** Begin **

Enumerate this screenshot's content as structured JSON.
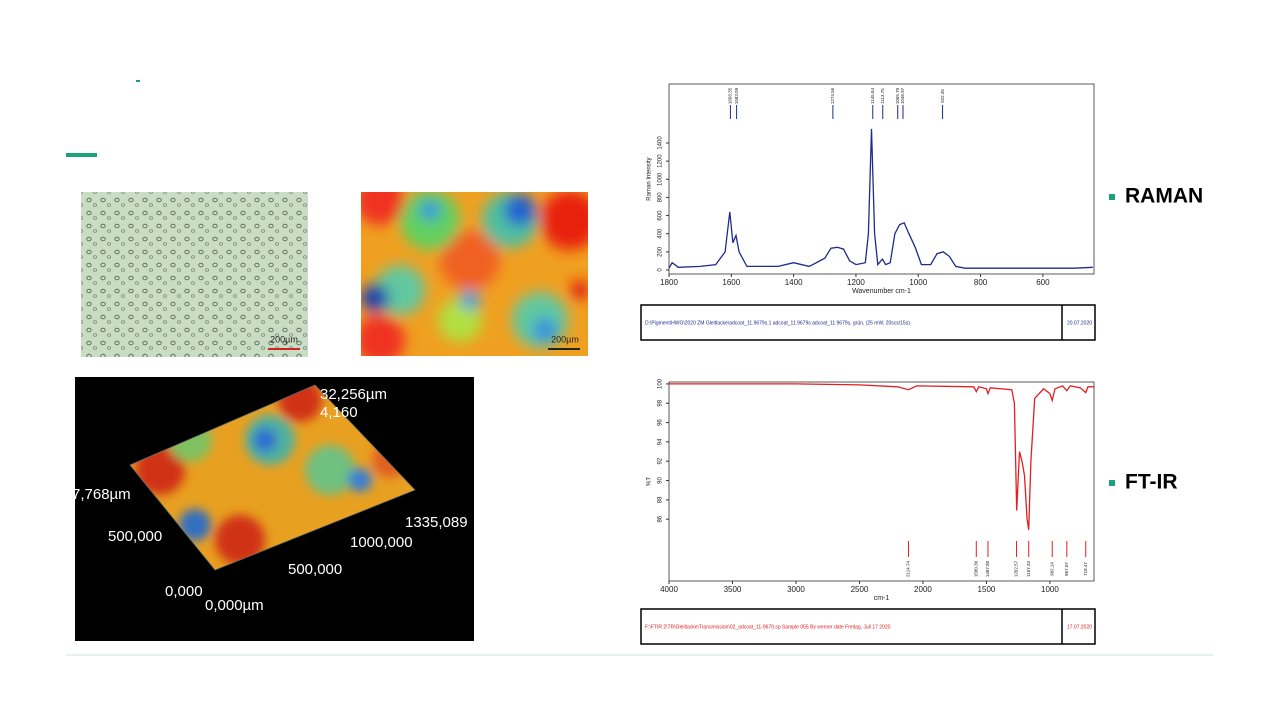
{
  "slide": {
    "labels": [
      "RAMAN",
      "FT-IR"
    ]
  },
  "images": {
    "micrograph_scale": "200µm",
    "heatmap_scale": "200µm",
    "surface_labels": [
      "32,256µm",
      "4,160",
      "7,768µm",
      "500,000",
      "1335,089",
      "1000,000",
      "500,000",
      "0,000",
      "0,000µm"
    ]
  },
  "chart_data": [
    {
      "type": "line",
      "color": "#1f2a8c",
      "xlabel": "Wavenumber cm-1",
      "ylabel": "Raman Intensity",
      "x": [
        1800,
        1790,
        1770,
        1700,
        1650,
        1620,
        1605,
        1595,
        1585,
        1575,
        1550,
        1450,
        1400,
        1350,
        1300,
        1280,
        1260,
        1240,
        1220,
        1200,
        1170,
        1160,
        1150,
        1140,
        1130,
        1115,
        1105,
        1090,
        1075,
        1060,
        1045,
        1030,
        1010,
        990,
        960,
        940,
        920,
        900,
        880,
        850,
        800,
        700,
        600,
        500,
        440
      ],
      "values": [
        20,
        80,
        30,
        40,
        60,
        200,
        640,
        300,
        380,
        200,
        40,
        40,
        80,
        40,
        130,
        240,
        250,
        230,
        100,
        60,
        80,
        400,
        1555,
        400,
        60,
        120,
        60,
        80,
        400,
        500,
        520,
        400,
        250,
        60,
        60,
        180,
        200,
        150,
        40,
        20,
        20,
        20,
        20,
        20,
        30
      ],
      "xlim": [
        1800,
        436
      ],
      "ylim": [
        -44,
        2050
      ],
      "xticks": [
        1800,
        1600,
        1400,
        1200,
        1000,
        800,
        600
      ],
      "yticks": [
        0,
        200,
        400,
        600,
        800,
        1000,
        1200,
        1400
      ],
      "peaks": [
        {
          "x": 1603,
          "label": "1603.35"
        },
        {
          "x": 1583,
          "label": "1583.09"
        },
        {
          "x": 1274,
          "label": "1274.56"
        },
        {
          "x": 1146,
          "label": "1145.84"
        },
        {
          "x": 1114,
          "label": "1113.75"
        },
        {
          "x": 1066,
          "label": "1065.70"
        },
        {
          "x": 1049,
          "label": "1048.97"
        },
        {
          "x": 922,
          "label": "922.35"
        }
      ],
      "footer": [
        "D:\\Pigment\\HWG\\2020 ZM Gleitlacke\\adcoat_11.9679s.1        adcoat_11.9679s        adcoat_11.9679s, grün,  (25 mW, 20scs/15s)",
        "20.07.2020"
      ]
    },
    {
      "type": "line",
      "color": "#e02020",
      "xlabel": "cm-1",
      "ylabel": "%T",
      "x": [
        4000,
        3000,
        2500,
        2200,
        2114,
        2050,
        1600,
        1580,
        1560,
        1500,
        1488,
        1470,
        1300,
        1280,
        1262,
        1240,
        1220,
        1200,
        1180,
        1167,
        1150,
        1120,
        1050,
        1000,
        982,
        960,
        900,
        867,
        840,
        760,
        718,
        700,
        653
      ],
      "values": [
        100,
        100,
        99.9,
        99.7,
        99.4,
        99.8,
        99.7,
        99.2,
        99.7,
        99.5,
        99,
        99.6,
        99.4,
        98,
        86.9,
        93,
        92,
        90.5,
        86,
        84.9,
        92,
        98.5,
        99.5,
        99,
        98.3,
        99.5,
        99.8,
        99.3,
        99.8,
        99.6,
        99.1,
        99.7,
        99.7
      ],
      "xlim": [
        4000,
        653
      ],
      "ylim": [
        79.6,
        100.2
      ],
      "xticks": [
        4000,
        3500,
        3000,
        2500,
        2000,
        1500,
        1000
      ],
      "yticks": [
        86,
        88,
        90,
        92,
        94,
        96,
        98,
        100
      ],
      "peaks": [
        {
          "x": 2114,
          "label": "2114.74"
        },
        {
          "x": 1580,
          "label": "1580.36"
        },
        {
          "x": 1488,
          "label": "1487.80"
        },
        {
          "x": 1263,
          "label": "1262.57"
        },
        {
          "x": 1167,
          "label": "1167.33"
        },
        {
          "x": 982,
          "label": "982.14"
        },
        {
          "x": 867,
          "label": "867.07"
        },
        {
          "x": 718,
          "label": "718.47"
        }
      ],
      "footer": [
        "F:\\FTIR 2\\TR\\Gleitlacke\\Transmission\\02_adcoat_11-9679.sp        Sample 055 By werner date Freitag, Juli 17 2020",
        "17.07.2020"
      ]
    }
  ]
}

** End **

▶ **SHORT EXERCISE**: Search the entries for the word "Gleitlacke", then list each line that holds it.

▶ **TASK RESULT**:
        "D:\\Pigment\\HWG\\2020 ZM Gleitlacke\\adcoat_11.9679s.1        adcoat_11.9679s        adcoat_11.9679s, grün,  (25 mW, 20scs/15s)",
        "F:\\FTIR 2\\TR\\Gleitlacke\\Transmission\\02_adcoat_11-9679.sp        Sample 055 By werner date Freitag, Juli 17 2020",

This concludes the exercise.